----- Data lines
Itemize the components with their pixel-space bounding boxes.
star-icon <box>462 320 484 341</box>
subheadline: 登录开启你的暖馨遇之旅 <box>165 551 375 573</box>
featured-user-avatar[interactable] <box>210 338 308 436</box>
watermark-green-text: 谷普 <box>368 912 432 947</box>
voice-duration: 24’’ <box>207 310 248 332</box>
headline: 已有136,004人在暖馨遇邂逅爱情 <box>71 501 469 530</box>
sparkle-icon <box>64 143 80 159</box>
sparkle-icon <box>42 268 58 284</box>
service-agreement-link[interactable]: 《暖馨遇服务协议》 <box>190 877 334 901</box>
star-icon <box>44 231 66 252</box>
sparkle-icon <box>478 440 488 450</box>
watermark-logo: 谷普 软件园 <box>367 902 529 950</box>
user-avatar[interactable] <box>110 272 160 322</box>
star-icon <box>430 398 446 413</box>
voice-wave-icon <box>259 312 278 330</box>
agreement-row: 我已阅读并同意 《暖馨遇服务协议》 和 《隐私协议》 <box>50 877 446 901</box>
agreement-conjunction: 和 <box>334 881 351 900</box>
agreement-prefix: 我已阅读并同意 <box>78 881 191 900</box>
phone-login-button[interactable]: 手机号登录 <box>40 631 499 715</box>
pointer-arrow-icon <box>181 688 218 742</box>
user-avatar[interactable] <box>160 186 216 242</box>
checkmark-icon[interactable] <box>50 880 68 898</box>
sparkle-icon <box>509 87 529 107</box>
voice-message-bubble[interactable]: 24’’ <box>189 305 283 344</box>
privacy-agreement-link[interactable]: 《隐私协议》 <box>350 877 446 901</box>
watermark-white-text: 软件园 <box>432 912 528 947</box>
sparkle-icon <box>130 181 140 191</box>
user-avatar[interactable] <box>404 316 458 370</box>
----------
=== The problem ===
Rewrite the rows from the first one through the line containing "star-icon <box>44 231 66 252</box>", renaming every "sparkle-icon" to "twinkle-icon" and keeping everything else the same.

=== The result ===
Itemize the components with their pixel-space bounding boxes.
star-icon <box>462 320 484 341</box>
subheadline: 登录开启你的暖馨遇之旅 <box>165 551 375 573</box>
featured-user-avatar[interactable] <box>210 338 308 436</box>
watermark-green-text: 谷普 <box>368 912 432 947</box>
voice-duration: 24’’ <box>207 310 248 332</box>
headline: 已有136,004人在暖馨遇邂逅爱情 <box>71 501 469 530</box>
twinkle-icon <box>64 143 80 159</box>
twinkle-icon <box>42 268 58 284</box>
service-agreement-link[interactable]: 《暖馨遇服务协议》 <box>190 877 334 901</box>
star-icon <box>44 231 66 252</box>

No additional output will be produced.